(Stored items)
'''

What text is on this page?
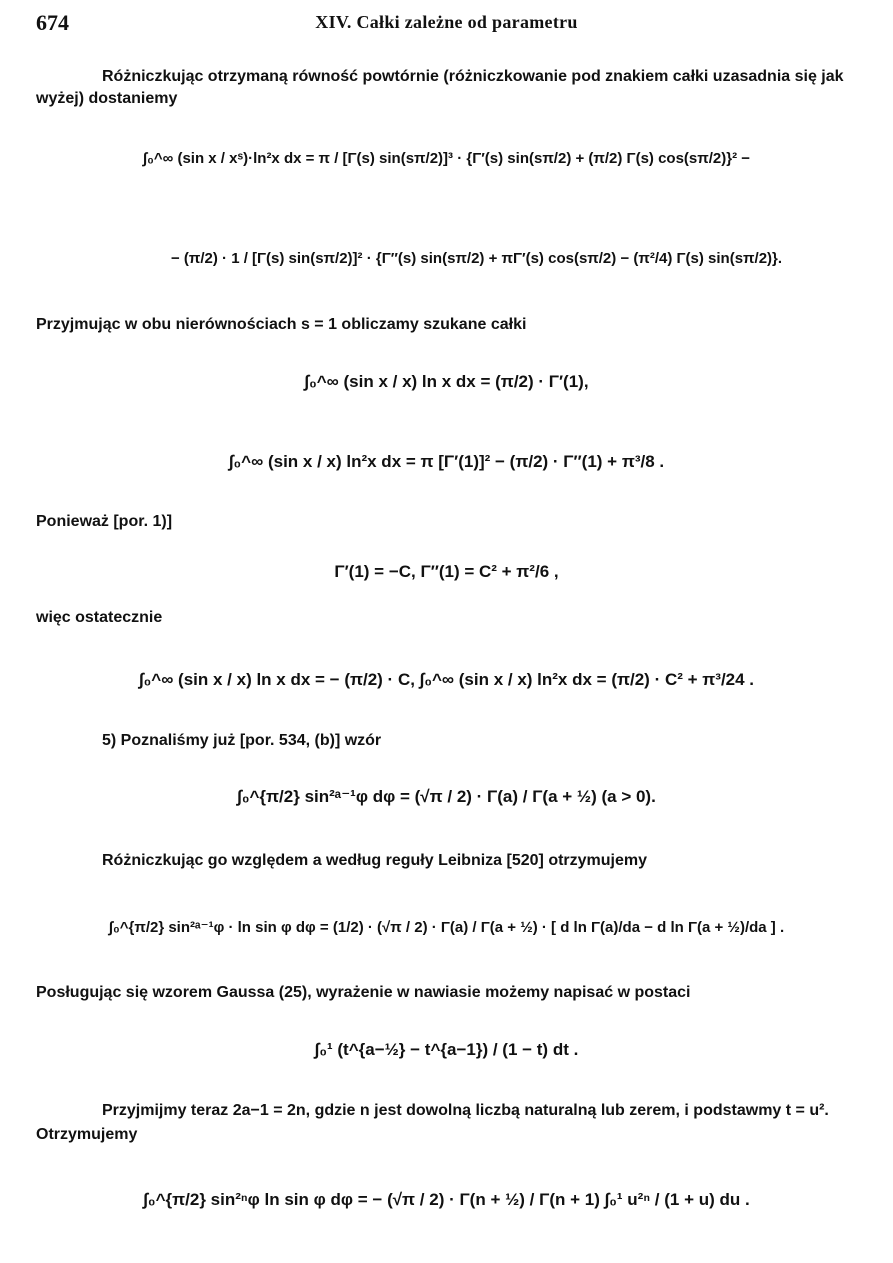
674	XIV. Całki zależne od parametru
Różniczkując otrzymaną równość powtórnie (różniczkowanie pod znakiem całki uzasadnia się jak wyżej) dostaniemy
∫₀^∞ (sin x / xˢ)·ln²x dx = π / [Γ(s) sin(sπ/2)]³ · {Γ′(s) sin(sπ/2) + (π/2) Γ(s) cos(sπ/2)}² −
− (π/2) · 1 / [Γ(s) sin(sπ/2)]² · {Γ″(s) sin(sπ/2) + πΓ′(s) cos(sπ/2) − (π²/4) Γ(s) sin(sπ/2)}.
Przyjmując w obu nierównościach s = 1 obliczamy szukane całki
∫₀^∞ (sin x / x) ln x dx = (π/2) · Γ′(1),
∫₀^∞ (sin x / x) ln²x dx = π [Γ′(1)]² − (π/2) · Γ″(1) + π³/8 .
Ponieważ [por. 1)]
Γ′(1) = −C, Γ″(1) = C² + π²/6 ,
więc ostatecznie
∫₀^∞ (sin x / x) ln x dx = − (π/2) · C, ∫₀^∞ (sin x / x) ln²x dx = (π/2) · C² + π³/24 .
5) Poznaliśmy już [por. 534, (b)] wzór
∫₀^{π/2} sin²ᵃ⁻¹φ dφ = (√π / 2) · Γ(a) / Γ(a + ½) (a > 0).
Różniczkując go względem a według reguły Leibniza [520] otrzymujemy
∫₀^{π/2} sin²ᵃ⁻¹φ · ln sin φ dφ = (1/2) · (√π / 2) · Γ(a) / Γ(a + ½) · [ d ln Γ(a)/da − d ln Γ(a + ½)/da ] .
Posługując się wzorem Gaussa (25), wyrażenie w nawiasie możemy napisać w postaci
∫₀¹ (t^{a−½} − t^{a−1}) / (1 − t) dt .
Przyjmijmy teraz 2a−1 = 2n, gdzie n jest dowolną liczbą naturalną lub zerem, i podstawmy t = u².
Otrzymujemy
∫₀^{π/2} sin²ⁿφ ln sin φ dφ = − (√π / 2) · Γ(n + ½) / Γ(n + 1) ∫₀¹ u²ⁿ / (1 + u) du .
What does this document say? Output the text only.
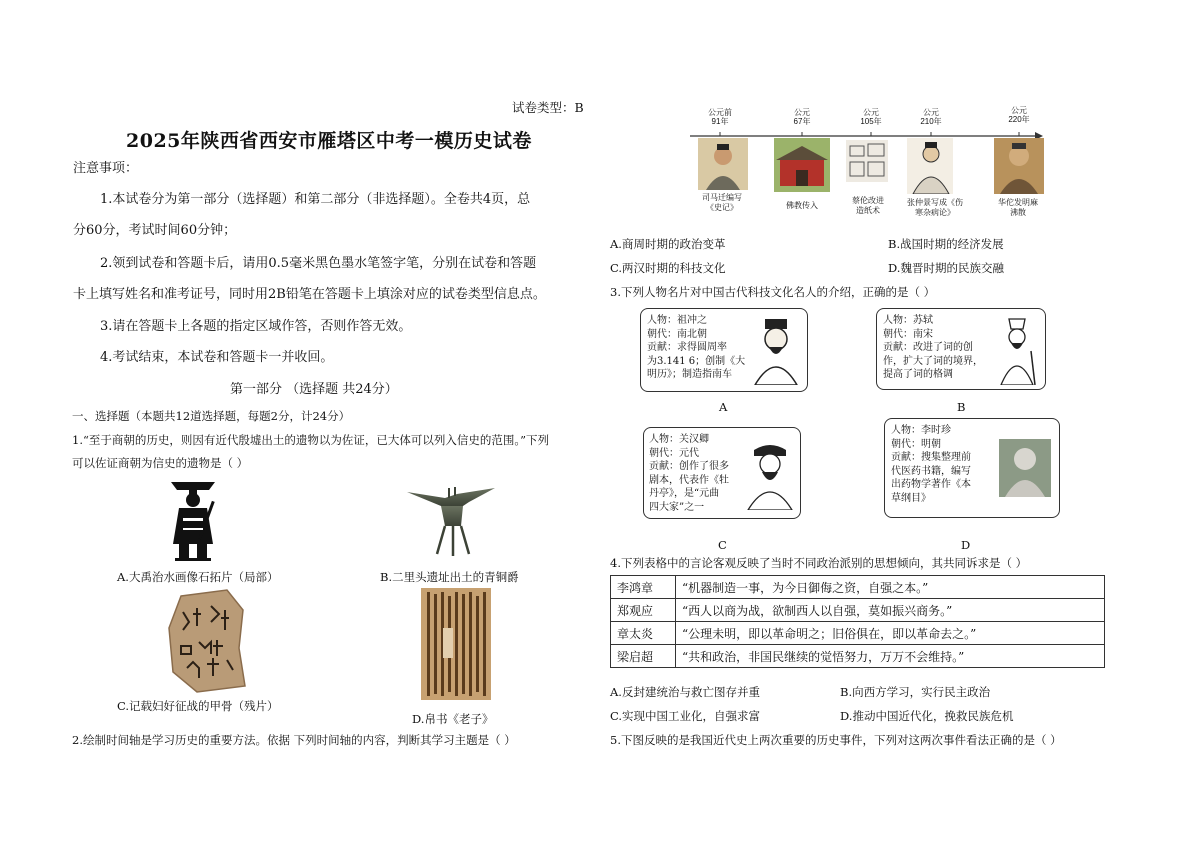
试卷类型：B
2025年陕西省西安市雁塔区中考一模历史试卷
注意事项：
1.本试卷分为第一部分（选择题）和第二部分（非选择题）。全卷共4页，总
分60分，考试时间60分钟；
2.领到试卷和答题卡后，请用0.5毫米黑色墨水笔签字笔，分别在试卷和答题
卡上填写姓名和准考证号，同时用2B铅笔在答题卡上填涂对应的试卷类型信息点。
3.请在答题卡上各题的指定区域作答，否则作答无效。
4.考试结束，本试卷和答题卡一并收回。
第一部分 （选择题 共24分）
一、选择题（本题共12道选择题，每题2分，计24分）
1.“至于商朝的历史，则因有近代殷墟出土的遗物以为佐证，已大体可以列入信史的范围。”下列
可以佐证商朝为信史的遗物是（ ）
A.大禹治水画像石拓片（局部）	B.二里头遗址出土的青铜爵
C.记载妇好征战的甲骨（残片）
D.帛书《老子》
2.绘制时间轴是学习历史的重要方法。依据 下列时间轴的内容，判断其学习主题是（ ）
公元前
91年
公元
67年
公元
105年
公元
210年
公元
220年
司马迁编写
《史记》	佛教传入
蔡伦改进
造纸术
张仲景写成《伤
寒杂病论》
华佗发明麻
沸散
A.商周时期的政治变革	B.战国时期的经济发展
C.两汉时期的科技文化	D.魏晋时期的民族交融
3.下列人物名片对中国古代科技文化名人的介绍，正确的是（ ）
人物：祖冲之
朝代：南北朝
贡献：求得圆周率
为3.141 6；创制《大
明历》；制造指南车
A
人物：苏轼
朝代：南宋
贡献：改进了词的创
作，扩大了词的境界，
提高了词的格调
B
人物：关汉卿
朝代：元代
贡献：创作了很多
剧本，代表作《牡
丹亭》，是“元曲
四大家”之一
C
人物：李时珍
朝代：明朝
贡献：搜集整理前
代医药书籍，编写
出药物学著作《本
草纲目》
D
4.下列表格中的言论客观反映了当时不同政治派别的思想倾向，其共同诉求是（ ）
李鸿章	“机器制造一事，为今日御侮之资，自强之本。”
郑观应	“西人以商为战，欲制西人以自强，莫如振兴商务。”
章太炎	“公理未明，即以革命明之；旧俗俱在，即以革命去之。”
梁启超	“共和政治，非国民继续的觉悟努力，万万不会维持。”
A.反封建统治与救亡图存并重	B.向西方学习，实行民主政治
C.实现中国工业化，自强求富	D.推动中国近代化，挽救民族危机
5.下图反映的是我国近代史上两次重要的历史事件，下列对这两次事件看法正确的是（ ）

'''

**GOAL**
Every entry should be returned exactly as written, minus the pictures.

**IN RESPONSE**
What text is on this page?
674	XIV. Całki zależne od parametru
Różniczkując otrzymaną równość powtórnie (różniczkowanie pod znakiem całki uzasadnia się jak wyżej) dostaniemy
∫₀^∞ (sin x / xˢ)·ln²x dx = π / [Γ(s) sin(sπ/2)]³ · {Γ′(s) sin(sπ/2) + (π/2) Γ(s) cos(sπ/2)}² −
− (π/2) · 1 / [Γ(s) sin(sπ/2)]² · {Γ″(s) sin(sπ/2) + πΓ′(s) cos(sπ/2) − (π²/4) Γ(s) sin(sπ/2)}.
Przyjmując w obu nierównościach s = 1 obliczamy szukane całki
∫₀^∞ (sin x / x) ln x dx = (π/2) · Γ′(1),
∫₀^∞ (sin x / x) ln²x dx = π [Γ′(1)]² − (π/2) · Γ″(1) + π³/8 .
Ponieważ [por. 1)]
Γ′(1) = −C, Γ″(1) = C² + π²/6 ,
więc ostatecznie
∫₀^∞ (sin x / x) ln x dx = − (π/2) · C, ∫₀^∞ (sin x / x) ln²x dx = (π/2) · C² + π³/24 .
5) Poznaliśmy już [por. 534, (b)] wzór
∫₀^{π/2} sin²ᵃ⁻¹φ dφ = (√π / 2) · Γ(a) / Γ(a + ½) (a > 0).
Różniczkując go względem a według reguły Leibniza [520] otrzymujemy
∫₀^{π/2} sin²ᵃ⁻¹φ · ln sin φ dφ = (1/2) · (√π / 2) · Γ(a) / Γ(a + ½) · [ d ln Γ(a)/da − d ln Γ(a + ½)/da ] .
Posługując się wzorem Gaussa (25), wyrażenie w nawiasie możemy napisać w postaci
∫₀¹ (t^{a−½} − t^{a−1}) / (1 − t) dt .
Przyjmijmy teraz 2a−1 = 2n, gdzie n jest dowolną liczbą naturalną lub zerem, i podstawmy t = u².
Otrzymujemy
∫₀^{π/2} sin²ⁿφ ln sin φ dφ = − (√π / 2) · Γ(n + ½) / Γ(n + 1) ∫₀¹ u²ⁿ / (1 + u) du .
What does this document say? Output the text only.
试卷类型：B
2025年陕西省西安市雁塔区中考一模历史试卷
注意事项：
1.本试卷分为第一部分（选择题）和第二部分（非选择题）。全卷共4页，总
分60分，考试时间60分钟；
2.领到试卷和答题卡后，请用0.5毫米黑色墨水笔签字笔，分别在试卷和答题
卡上填写姓名和准考证号，同时用2B铅笔在答题卡上填涂对应的试卷类型信息点。
3.请在答题卡上各题的指定区域作答，否则作答无效。
4.考试结束，本试卷和答题卡一并收回。
第一部分 （选择题 共24分）
一、选择题（本题共12道选择题，每题2分，计24分）
1.“至于商朝的历史，则因有近代殷墟出土的遗物以为佐证，已大体可以列入信史的范围。”下列
可以佐证商朝为信史的遗物是（ ）
A.大禹治水画像石拓片（局部）	B.二里头遗址出土的青铜爵
C.记载妇好征战的甲骨（残片）
D.帛书《老子》
2.绘制时间轴是学习历史的重要方法。依据 下列时间轴的内容，判断其学习主题是（ ）
公元前
91年
公元
67年
公元
105年
公元
210年
公元
220年
司马迁编写
《史记》	佛教传入
蔡伦改进
造纸术
张仲景写成《伤
寒杂病论》
华佗发明麻
沸散
A.商周时期的政治变革	B.战国时期的经济发展
C.两汉时期的科技文化	D.魏晋时期的民族交融
3.下列人物名片对中国古代科技文化名人的介绍，正确的是（ ）
人物：祖冲之
朝代：南北朝
贡献：求得圆周率
为3.141 6；创制《大
明历》；制造指南车
A
人物：苏轼
朝代：南宋
贡献：改进了词的创
作，扩大了词的境界，
提高了词的格调
B
人物：关汉卿
朝代：元代
贡献：创作了很多
剧本，代表作《牡
丹亭》，是“元曲
四大家”之一
C
人物：李时珍
朝代：明朝
贡献：搜集整理前
代医药书籍，编写
出药物学著作《本
草纲目》
D
4.下列表格中的言论客观反映了当时不同政治派别的思想倾向，其共同诉求是（ ）
李鸿章	“机器制造一事，为今日御侮之资，自强之本。”
郑观应	“西人以商为战，欲制西人以自强，莫如振兴商务。”
章太炎	“公理未明，即以革命明之；旧俗俱在，即以革命去之。”
梁启超	“共和政治，非国民继续的觉悟努力，万万不会维持。”
A.反封建统治与救亡图存并重	B.向西方学习，实行民主政治
C.实现中国工业化，自强求富	D.推动中国近代化，挽救民族危机
5.下图反映的是我国近代史上两次重要的历史事件，下列对这两次事件看法正确的是（ ）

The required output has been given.